» **Task requirements**:
Make an exact copy of the lines, leaving the pictures out.

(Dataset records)
#####

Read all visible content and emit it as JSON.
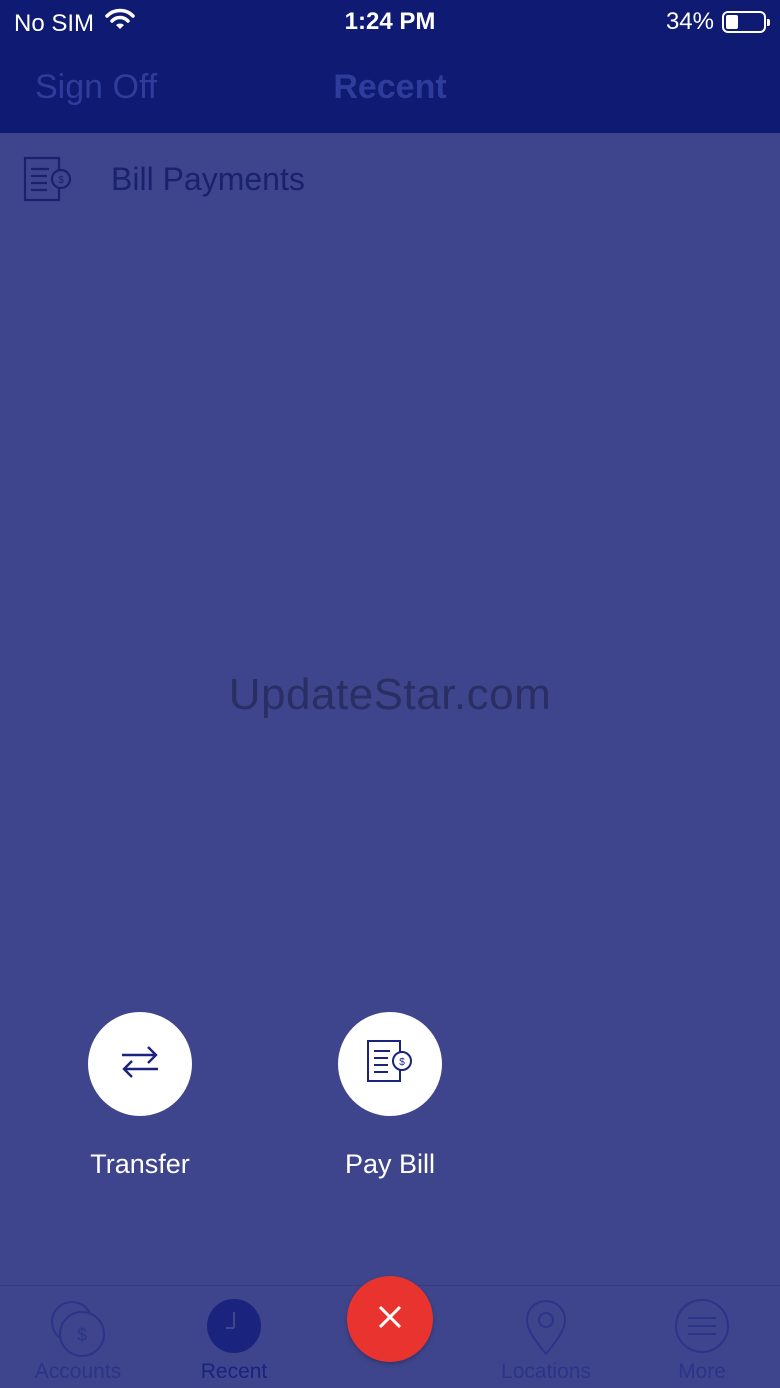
{
  "status_bar": {
    "carrier": "No SIM",
    "time": "1:24 PM",
    "battery_percent": "34%",
    "battery_level": 0.34
  },
  "nav_bar": {
    "sign_off_label": "Sign Off",
    "title": "Recent"
  },
  "list": {
    "items": [
      {
        "label": "Bill Payments",
        "icon": "bill-icon"
      }
    ]
  },
  "watermark": "UpdateStar.com",
  "actions": {
    "transfer_label": "Transfer",
    "pay_bill_label": "Pay Bill"
  },
  "tab_bar": {
    "items": [
      {
        "label": "Accounts",
        "icon": "accounts-icon"
      },
      {
        "label": "Recent",
        "icon": "clock-icon",
        "active": true
      },
      {
        "label": "",
        "icon": "close-icon"
      },
      {
        "label": "Locations",
        "icon": "location-pin-icon"
      },
      {
        "label": "More",
        "icon": "menu-icon"
      }
    ]
  },
  "colors": {
    "overlay_background": "#3f458c",
    "header_background": "#0f1a73",
    "close_button": "#e8332f"
  }
}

#####

» **Result of this task**:
Read all visible content and emit it as JSON.
{
  "status_bar": {
    "carrier": "No SIM",
    "time": "1:24 PM",
    "battery_percent": "34%",
    "battery_level": 0.34
  },
  "nav_bar": {
    "sign_off_label": "Sign Off",
    "title": "Recent"
  },
  "list": {
    "items": [
      {
        "label": "Bill Payments",
        "icon": "bill-icon"
      }
    ]
  },
  "watermark": "UpdateStar.com",
  "actions": {
    "transfer_label": "Transfer",
    "pay_bill_label": "Pay Bill"
  },
  "tab_bar": {
    "items": [
      {
        "label": "Accounts",
        "icon": "accounts-icon"
      },
      {
        "label": "Recent",
        "icon": "clock-icon",
        "active": true
      },
      {
        "label": "",
        "icon": "close-icon"
      },
      {
        "label": "Locations",
        "icon": "location-pin-icon"
      },
      {
        "label": "More",
        "icon": "menu-icon"
      }
    ]
  },
  "colors": {
    "overlay_background": "#3f458c",
    "header_background": "#0f1a73",
    "close_button": "#e8332f"
  }
}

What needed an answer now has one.